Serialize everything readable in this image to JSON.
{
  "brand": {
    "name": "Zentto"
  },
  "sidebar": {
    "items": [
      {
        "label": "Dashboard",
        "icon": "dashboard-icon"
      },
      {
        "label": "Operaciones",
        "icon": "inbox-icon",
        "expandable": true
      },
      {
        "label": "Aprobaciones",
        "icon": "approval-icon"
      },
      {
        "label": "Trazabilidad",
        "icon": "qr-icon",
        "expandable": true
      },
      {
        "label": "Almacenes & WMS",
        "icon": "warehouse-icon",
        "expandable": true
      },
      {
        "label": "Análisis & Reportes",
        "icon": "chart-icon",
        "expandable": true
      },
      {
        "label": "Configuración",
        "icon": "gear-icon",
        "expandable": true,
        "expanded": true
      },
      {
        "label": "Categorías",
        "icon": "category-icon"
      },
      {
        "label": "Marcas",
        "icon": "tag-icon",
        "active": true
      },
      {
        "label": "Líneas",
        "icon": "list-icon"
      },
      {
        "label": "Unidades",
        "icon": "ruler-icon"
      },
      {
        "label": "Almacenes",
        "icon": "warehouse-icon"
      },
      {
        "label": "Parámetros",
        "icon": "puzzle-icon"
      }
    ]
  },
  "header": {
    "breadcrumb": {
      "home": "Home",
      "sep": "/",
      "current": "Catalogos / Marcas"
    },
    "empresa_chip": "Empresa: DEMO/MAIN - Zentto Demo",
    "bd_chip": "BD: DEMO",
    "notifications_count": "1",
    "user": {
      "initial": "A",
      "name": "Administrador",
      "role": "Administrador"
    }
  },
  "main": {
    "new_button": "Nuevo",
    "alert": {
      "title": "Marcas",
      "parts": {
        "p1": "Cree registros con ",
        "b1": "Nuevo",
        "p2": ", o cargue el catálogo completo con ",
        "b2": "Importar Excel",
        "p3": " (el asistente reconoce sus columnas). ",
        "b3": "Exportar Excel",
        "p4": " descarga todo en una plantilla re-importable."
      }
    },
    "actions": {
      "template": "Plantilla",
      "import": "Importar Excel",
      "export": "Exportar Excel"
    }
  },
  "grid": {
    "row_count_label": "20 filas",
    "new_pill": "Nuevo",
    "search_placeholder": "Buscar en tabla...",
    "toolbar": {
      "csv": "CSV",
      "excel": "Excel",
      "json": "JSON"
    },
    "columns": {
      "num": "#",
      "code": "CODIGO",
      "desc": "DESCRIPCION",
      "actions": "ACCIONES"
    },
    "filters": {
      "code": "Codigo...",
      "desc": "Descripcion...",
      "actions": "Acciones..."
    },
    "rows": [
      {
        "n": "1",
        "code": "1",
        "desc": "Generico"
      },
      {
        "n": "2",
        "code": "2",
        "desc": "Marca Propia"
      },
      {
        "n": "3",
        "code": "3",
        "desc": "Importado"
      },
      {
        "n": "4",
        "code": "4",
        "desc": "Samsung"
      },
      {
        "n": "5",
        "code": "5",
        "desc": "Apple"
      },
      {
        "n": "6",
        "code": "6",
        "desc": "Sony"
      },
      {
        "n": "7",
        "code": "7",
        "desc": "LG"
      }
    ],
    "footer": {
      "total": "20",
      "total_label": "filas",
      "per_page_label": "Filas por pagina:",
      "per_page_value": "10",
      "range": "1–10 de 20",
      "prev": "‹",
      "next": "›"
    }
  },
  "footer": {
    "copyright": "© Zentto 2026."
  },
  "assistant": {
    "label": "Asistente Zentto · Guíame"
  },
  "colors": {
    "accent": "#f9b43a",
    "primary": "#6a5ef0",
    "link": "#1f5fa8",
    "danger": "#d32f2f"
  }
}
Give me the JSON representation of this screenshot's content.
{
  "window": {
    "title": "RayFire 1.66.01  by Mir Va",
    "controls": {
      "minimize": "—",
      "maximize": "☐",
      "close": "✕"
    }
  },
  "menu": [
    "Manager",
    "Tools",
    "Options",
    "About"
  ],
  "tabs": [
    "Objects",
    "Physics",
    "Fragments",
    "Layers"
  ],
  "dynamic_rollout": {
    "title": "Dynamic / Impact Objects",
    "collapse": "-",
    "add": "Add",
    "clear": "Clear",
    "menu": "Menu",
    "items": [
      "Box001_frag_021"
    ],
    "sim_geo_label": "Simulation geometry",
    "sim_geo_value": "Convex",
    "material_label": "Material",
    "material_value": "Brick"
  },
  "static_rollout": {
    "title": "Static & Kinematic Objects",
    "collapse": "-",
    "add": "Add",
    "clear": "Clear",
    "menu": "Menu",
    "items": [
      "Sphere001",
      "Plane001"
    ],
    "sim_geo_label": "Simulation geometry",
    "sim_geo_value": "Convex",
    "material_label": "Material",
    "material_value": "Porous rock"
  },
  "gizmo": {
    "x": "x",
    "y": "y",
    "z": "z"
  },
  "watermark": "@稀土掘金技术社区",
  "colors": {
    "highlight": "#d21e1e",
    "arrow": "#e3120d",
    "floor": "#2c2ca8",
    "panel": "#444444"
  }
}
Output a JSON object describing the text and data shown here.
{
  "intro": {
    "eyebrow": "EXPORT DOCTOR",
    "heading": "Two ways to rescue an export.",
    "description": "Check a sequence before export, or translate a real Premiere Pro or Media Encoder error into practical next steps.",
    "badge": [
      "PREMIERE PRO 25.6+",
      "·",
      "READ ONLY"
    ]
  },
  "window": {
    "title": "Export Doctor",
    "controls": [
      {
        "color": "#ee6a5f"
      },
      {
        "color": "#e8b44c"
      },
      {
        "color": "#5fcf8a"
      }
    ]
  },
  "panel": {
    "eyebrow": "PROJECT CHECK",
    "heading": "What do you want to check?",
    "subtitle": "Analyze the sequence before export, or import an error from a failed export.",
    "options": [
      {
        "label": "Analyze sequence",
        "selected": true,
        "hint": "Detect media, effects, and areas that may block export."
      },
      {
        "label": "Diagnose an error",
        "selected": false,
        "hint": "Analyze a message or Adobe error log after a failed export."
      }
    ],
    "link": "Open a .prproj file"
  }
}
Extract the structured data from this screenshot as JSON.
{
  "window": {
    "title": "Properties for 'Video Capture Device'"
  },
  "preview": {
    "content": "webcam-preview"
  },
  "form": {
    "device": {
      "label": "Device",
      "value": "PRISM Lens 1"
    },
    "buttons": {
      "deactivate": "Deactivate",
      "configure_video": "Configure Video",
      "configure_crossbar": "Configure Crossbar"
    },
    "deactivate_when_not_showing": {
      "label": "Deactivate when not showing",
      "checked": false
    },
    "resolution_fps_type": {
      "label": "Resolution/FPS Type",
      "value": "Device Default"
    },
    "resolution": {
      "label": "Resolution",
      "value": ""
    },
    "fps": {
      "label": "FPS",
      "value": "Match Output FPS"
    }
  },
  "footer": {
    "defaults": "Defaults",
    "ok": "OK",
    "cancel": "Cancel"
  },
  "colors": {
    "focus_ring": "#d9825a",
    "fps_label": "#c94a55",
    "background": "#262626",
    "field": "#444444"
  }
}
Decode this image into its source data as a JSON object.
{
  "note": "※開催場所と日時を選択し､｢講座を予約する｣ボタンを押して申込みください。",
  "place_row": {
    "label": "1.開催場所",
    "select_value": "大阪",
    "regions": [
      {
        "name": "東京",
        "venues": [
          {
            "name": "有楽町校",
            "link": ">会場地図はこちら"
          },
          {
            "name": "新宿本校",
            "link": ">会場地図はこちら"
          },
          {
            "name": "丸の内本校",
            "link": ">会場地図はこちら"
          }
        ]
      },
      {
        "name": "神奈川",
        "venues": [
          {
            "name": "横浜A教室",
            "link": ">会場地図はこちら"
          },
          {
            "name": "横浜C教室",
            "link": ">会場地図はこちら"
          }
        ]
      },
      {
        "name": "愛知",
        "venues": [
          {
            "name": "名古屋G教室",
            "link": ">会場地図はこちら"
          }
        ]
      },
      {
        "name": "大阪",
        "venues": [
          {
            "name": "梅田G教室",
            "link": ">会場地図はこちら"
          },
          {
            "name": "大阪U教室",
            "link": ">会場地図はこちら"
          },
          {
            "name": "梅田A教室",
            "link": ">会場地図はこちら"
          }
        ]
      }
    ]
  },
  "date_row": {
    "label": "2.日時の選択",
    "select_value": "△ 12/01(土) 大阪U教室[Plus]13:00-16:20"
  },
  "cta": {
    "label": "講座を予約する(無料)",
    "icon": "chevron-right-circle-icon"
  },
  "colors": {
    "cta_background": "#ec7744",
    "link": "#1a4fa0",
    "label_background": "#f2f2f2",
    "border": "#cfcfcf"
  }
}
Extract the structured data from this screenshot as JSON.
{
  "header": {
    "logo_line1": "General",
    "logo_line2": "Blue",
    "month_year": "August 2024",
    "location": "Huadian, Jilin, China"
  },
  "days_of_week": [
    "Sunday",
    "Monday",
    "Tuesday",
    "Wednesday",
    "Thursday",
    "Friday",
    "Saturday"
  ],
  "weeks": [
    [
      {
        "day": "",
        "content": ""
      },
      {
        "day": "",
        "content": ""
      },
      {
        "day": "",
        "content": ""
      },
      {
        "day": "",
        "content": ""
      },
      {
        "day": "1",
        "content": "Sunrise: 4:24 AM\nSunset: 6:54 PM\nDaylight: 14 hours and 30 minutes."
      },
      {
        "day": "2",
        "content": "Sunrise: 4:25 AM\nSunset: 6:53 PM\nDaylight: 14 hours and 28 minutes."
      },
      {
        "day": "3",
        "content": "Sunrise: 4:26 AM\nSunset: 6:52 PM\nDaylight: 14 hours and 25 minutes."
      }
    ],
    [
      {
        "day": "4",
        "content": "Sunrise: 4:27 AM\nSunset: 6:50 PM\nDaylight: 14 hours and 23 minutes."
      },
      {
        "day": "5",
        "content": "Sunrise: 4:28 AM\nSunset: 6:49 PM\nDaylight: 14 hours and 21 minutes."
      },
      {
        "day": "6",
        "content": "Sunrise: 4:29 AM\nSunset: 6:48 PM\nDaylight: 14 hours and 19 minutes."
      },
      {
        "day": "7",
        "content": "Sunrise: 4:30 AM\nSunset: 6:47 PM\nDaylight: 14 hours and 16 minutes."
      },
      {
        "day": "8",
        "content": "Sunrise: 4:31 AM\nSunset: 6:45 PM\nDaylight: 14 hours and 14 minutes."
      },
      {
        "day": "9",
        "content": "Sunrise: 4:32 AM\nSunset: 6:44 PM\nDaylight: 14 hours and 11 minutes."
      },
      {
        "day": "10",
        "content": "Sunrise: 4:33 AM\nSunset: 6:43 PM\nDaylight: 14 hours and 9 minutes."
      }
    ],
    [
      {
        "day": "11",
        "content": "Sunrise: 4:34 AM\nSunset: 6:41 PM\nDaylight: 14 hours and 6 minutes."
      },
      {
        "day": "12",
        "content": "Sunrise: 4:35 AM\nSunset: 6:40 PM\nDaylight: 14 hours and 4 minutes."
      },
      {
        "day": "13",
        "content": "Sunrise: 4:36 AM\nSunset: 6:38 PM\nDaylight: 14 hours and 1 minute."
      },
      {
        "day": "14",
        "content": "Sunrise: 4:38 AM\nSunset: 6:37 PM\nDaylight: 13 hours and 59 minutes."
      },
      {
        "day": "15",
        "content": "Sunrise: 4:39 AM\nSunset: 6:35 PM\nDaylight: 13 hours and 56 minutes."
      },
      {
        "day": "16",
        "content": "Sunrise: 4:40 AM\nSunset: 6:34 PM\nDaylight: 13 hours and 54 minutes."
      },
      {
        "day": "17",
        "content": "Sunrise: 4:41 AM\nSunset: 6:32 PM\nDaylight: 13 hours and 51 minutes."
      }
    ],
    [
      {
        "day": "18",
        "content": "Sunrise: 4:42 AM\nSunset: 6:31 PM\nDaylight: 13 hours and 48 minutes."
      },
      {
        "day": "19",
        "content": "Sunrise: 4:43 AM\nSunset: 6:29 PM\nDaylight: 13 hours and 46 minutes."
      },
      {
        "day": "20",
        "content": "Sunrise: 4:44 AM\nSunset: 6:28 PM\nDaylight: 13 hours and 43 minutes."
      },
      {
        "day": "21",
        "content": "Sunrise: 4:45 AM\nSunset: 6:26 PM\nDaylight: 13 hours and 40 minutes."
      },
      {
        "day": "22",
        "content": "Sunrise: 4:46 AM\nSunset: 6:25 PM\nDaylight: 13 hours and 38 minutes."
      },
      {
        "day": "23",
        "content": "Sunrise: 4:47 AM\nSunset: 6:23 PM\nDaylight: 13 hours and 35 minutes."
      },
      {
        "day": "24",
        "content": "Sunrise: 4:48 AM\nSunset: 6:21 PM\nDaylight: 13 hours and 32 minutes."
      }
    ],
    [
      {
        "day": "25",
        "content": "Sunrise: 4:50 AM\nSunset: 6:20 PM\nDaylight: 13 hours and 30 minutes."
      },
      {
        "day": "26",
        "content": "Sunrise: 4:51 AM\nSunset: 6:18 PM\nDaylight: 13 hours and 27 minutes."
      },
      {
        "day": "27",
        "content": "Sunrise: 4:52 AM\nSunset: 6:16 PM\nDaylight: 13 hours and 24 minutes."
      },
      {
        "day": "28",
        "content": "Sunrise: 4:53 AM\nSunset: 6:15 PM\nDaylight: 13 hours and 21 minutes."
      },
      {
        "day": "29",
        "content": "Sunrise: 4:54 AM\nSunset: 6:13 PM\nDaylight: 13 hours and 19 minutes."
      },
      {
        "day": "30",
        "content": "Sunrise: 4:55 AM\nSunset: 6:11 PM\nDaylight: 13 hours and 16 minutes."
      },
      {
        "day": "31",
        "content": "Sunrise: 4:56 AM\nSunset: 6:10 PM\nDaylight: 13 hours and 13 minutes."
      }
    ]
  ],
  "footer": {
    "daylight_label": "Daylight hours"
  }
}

▬▬▬

GIVEN INSTRUCTION:
Read the data above and count the lines that include "Nuevo". Answer only with the count.

RESULT OF THIS TASK:
3